** BEGIN Material shown **

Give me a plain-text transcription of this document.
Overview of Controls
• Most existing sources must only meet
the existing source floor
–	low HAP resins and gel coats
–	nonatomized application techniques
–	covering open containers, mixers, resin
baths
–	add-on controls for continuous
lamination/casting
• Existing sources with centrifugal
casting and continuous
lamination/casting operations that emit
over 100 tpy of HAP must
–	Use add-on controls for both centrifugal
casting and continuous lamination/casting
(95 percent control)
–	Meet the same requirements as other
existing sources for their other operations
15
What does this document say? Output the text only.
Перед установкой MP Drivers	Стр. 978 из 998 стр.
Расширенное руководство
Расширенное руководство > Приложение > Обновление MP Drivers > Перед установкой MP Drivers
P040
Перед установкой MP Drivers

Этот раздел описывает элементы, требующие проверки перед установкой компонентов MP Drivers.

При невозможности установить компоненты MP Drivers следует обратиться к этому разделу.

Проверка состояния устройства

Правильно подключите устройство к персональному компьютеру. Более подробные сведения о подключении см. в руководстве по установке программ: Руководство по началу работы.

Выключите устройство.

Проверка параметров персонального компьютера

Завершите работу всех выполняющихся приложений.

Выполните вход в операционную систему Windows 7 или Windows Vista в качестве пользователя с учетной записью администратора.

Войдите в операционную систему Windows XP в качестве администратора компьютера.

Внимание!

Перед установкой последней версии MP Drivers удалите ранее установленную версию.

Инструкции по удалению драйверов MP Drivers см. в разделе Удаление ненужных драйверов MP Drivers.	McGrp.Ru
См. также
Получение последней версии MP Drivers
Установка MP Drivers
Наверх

** END Material shown **

• **Directive**: Which lines contain "последней"? Copy each of them out.

• **Response below**:
Перед установкой последней версии MP Drivers удалите ранее установленную версию.
Получение последней версии MP Drivers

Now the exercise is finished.